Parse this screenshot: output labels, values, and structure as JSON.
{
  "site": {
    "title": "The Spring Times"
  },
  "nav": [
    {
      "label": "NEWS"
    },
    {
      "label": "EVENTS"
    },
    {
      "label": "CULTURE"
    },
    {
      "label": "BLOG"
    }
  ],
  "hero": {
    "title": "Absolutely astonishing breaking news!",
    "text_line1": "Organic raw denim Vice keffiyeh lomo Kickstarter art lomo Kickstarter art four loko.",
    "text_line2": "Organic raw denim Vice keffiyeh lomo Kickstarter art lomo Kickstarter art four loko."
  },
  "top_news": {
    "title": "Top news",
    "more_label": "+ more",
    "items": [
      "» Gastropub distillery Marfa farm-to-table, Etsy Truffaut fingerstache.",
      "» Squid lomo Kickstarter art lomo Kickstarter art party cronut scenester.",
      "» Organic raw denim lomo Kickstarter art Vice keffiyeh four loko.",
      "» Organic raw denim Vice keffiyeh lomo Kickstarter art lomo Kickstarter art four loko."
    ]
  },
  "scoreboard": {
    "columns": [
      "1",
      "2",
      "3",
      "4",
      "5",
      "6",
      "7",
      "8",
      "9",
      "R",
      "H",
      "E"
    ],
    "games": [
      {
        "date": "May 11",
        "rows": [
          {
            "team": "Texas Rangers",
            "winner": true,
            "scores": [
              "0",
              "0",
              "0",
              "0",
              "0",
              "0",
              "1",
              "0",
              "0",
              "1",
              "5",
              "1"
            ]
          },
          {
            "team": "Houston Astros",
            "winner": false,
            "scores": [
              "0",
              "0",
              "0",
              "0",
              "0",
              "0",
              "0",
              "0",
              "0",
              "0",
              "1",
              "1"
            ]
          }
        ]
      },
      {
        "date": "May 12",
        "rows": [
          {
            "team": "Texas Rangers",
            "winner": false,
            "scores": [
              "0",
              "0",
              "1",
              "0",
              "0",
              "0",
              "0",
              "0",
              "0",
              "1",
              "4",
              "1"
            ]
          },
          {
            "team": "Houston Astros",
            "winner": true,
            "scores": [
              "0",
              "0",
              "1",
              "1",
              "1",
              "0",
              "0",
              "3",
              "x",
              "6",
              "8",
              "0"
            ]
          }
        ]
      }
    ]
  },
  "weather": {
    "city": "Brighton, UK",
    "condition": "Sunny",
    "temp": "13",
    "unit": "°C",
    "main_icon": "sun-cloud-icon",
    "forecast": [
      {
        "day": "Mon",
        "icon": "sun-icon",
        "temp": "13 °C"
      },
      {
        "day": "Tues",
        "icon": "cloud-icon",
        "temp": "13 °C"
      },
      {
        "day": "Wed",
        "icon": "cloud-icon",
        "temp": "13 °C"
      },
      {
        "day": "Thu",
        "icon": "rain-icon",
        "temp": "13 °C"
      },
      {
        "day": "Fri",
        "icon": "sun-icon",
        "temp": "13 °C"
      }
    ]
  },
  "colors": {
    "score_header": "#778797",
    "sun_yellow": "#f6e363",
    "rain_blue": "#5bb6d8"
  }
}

● Aim:
All the entries above need to be reproduced exactly.

● Answer for this exercise:
Parse this screenshot: output labels, values, and structure as JSON.
{
  "site": {
    "title": "The Spring Times"
  },
  "nav": [
    {
      "label": "NEWS"
    },
    {
      "label": "EVENTS"
    },
    {
      "label": "CULTURE"
    },
    {
      "label": "BLOG"
    }
  ],
  "hero": {
    "title": "Absolutely astonishing breaking news!",
    "text_line1": "Organic raw denim Vice keffiyeh lomo Kickstarter art lomo Kickstarter art four loko.",
    "text_line2": "Organic raw denim Vice keffiyeh lomo Kickstarter art lomo Kickstarter art four loko."
  },
  "top_news": {
    "title": "Top news",
    "more_label": "+ more",
    "items": [
      "» Gastropub distillery Marfa farm-to-table, Etsy Truffaut fingerstache.",
      "» Squid lomo Kickstarter art lomo Kickstarter art party cronut scenester.",
      "» Organic raw denim lomo Kickstarter art Vice keffiyeh four loko.",
      "» Organic raw denim Vice keffiyeh lomo Kickstarter art lomo Kickstarter art four loko."
    ]
  },
  "scoreboard": {
    "columns": [
      "1",
      "2",
      "3",
      "4",
      "5",
      "6",
      "7",
      "8",
      "9",
      "R",
      "H",
      "E"
    ],
    "games": [
      {
        "date": "May 11",
        "rows": [
          {
            "team": "Texas Rangers",
            "winner": true,
            "scores": [
              "0",
              "0",
              "0",
              "0",
              "0",
              "0",
              "1",
              "0",
              "0",
              "1",
              "5",
              "1"
            ]
          },
          {
            "team": "Houston Astros",
            "winner": false,
            "scores": [
              "0",
              "0",
              "0",
              "0",
              "0",
              "0",
              "0",
              "0",
              "0",
              "0",
              "1",
              "1"
            ]
          }
        ]
      },
      {
        "date": "May 12",
        "rows": [
          {
            "team": "Texas Rangers",
            "winner": false,
            "scores": [
              "0",
              "0",
              "1",
              "0",
              "0",
              "0",
              "0",
              "0",
              "0",
              "1",
              "4",
              "1"
            ]
          },
          {
            "team": "Houston Astros",
            "winner": true,
            "scores": [
              "0",
              "0",
              "1",
              "1",
              "1",
              "0",
              "0",
              "3",
              "x",
              "6",
              "8",
              "0"
            ]
          }
        ]
      }
    ]
  },
  "weather": {
    "city": "Brighton, UK",
    "condition": "Sunny",
    "temp": "13",
    "unit": "°C",
    "main_icon": "sun-cloud-icon",
    "forecast": [
      {
        "day": "Mon",
        "icon": "sun-icon",
        "temp": "13 °C"
      },
      {
        "day": "Tues",
        "icon": "cloud-icon",
        "temp": "13 °C"
      },
      {
        "day": "Wed",
        "icon": "cloud-icon",
        "temp": "13 °C"
      },
      {
        "day": "Thu",
        "icon": "rain-icon",
        "temp": "13 °C"
      },
      {
        "day": "Fri",
        "icon": "sun-icon",
        "temp": "13 °C"
      }
    ]
  },
  "colors": {
    "score_header": "#778797",
    "sun_yellow": "#f6e363",
    "rain_blue": "#5bb6d8"
  }
}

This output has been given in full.